● **REQUIRED WORK**:
Go through the listing and copy each line with the string "生长激素".

● **DATASET**:
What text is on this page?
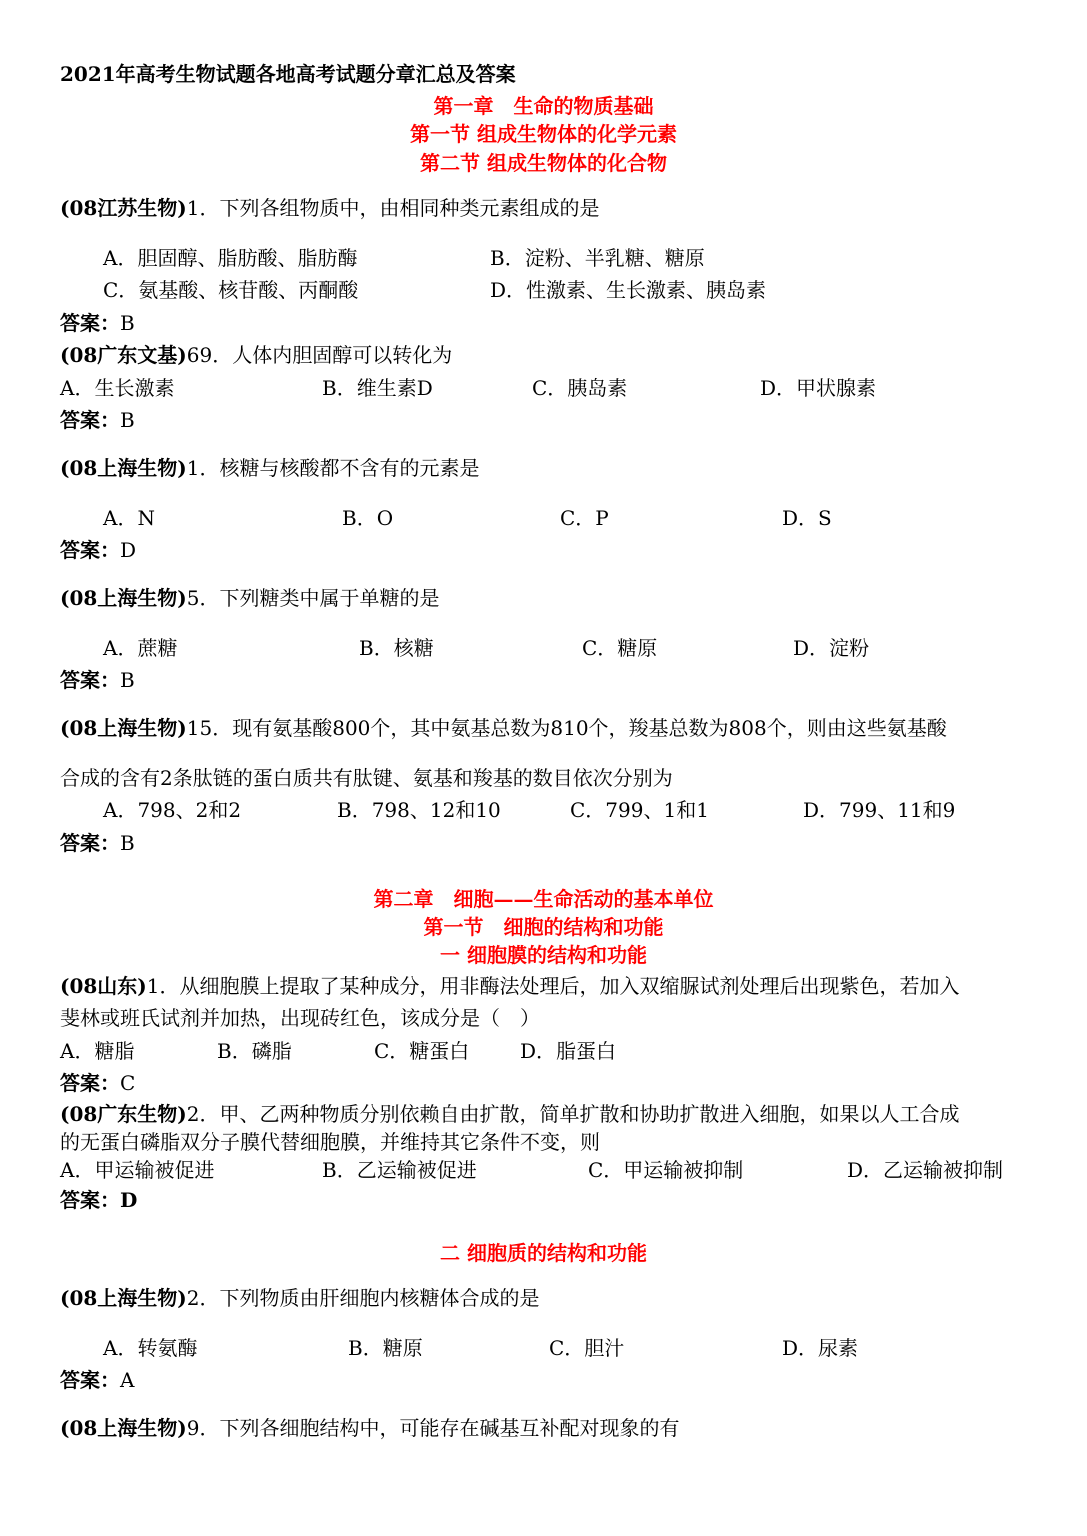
2021年高考生物试题各地高考试题分章汇总及答案
第一章　生命的物质基础
第一节 组成生物体的化学元素
第二节 组成生物体的化合物
(08江苏生物)1．下列各组物质中，由相同种类元素组成的是
A．胆固醇、脂肪酸、脂肪酶	B．淀粉、半乳糖、糖原
C．氨基酸、核苷酸、丙酮酸	D．性激素、生长激素、胰岛素
答案：B
(08广东文基)69．人体内胆固醇可以转化为
A．生长激素	B．维生素D	C．胰岛素	D．甲状腺素
答案：B
(08上海生物)1．核糖与核酸都不含有的元素是
A．N	B．O	C．P	D．S
答案：D
(08上海生物)5．下列糖类中属于单糖的是
A．蔗糖	B．核糖	C．糖原	D．淀粉
答案：B
(08上海生物)15．现有氨基酸800个，其中氨基总数为810个，羧基总数为808个，则由这些氨基酸
合成的含有2条肽链的蛋白质共有肽键、氨基和羧基的数目依次分别为
A．798、2和2	B．798、12和10	C．799、1和1	D．799、11和9
答案：B
第二章　细胞——生命活动的基本单位
第一节　细胞的结构和功能
一 细胞膜的结构和功能
(08山东)1．从细胞膜上提取了某种成分，用非酶法处理后，加入双缩脲试剂处理后出现紫色，若加入
斐林或班氏试剂并加热，出现砖红色，该成分是（　）
A．糖脂	B．磷脂	C．糖蛋白	D．脂蛋白
答案：C
(08广东生物)2．甲、乙两种物质分别依赖自由扩散，简单扩散和协助扩散进入细胞，如果以人工合成
的无蛋白磷脂双分子膜代替细胞膜，并维持其它条件不变，则
A．甲运输被促进	B．乙运输被促进	C．甲运输被抑制	D．乙运输被抑制
答案：D
二 细胞质的结构和功能
(08上海生物)2．下列物质由肝细胞内核糖体合成的是
A．转氨酶	B．糖原	C．胆汁	D．尿素
答案：A
(08上海生物)9．下列各细胞结构中，可能存在碱基互补配对现象的有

● **ANSWER TO THIS TASK**:
C．氨基酸、核苷酸、丙酮酸	D．性激素、生长激素、胰岛素
A．生长激素	B．维生素D	C．胰岛素	D．甲状腺素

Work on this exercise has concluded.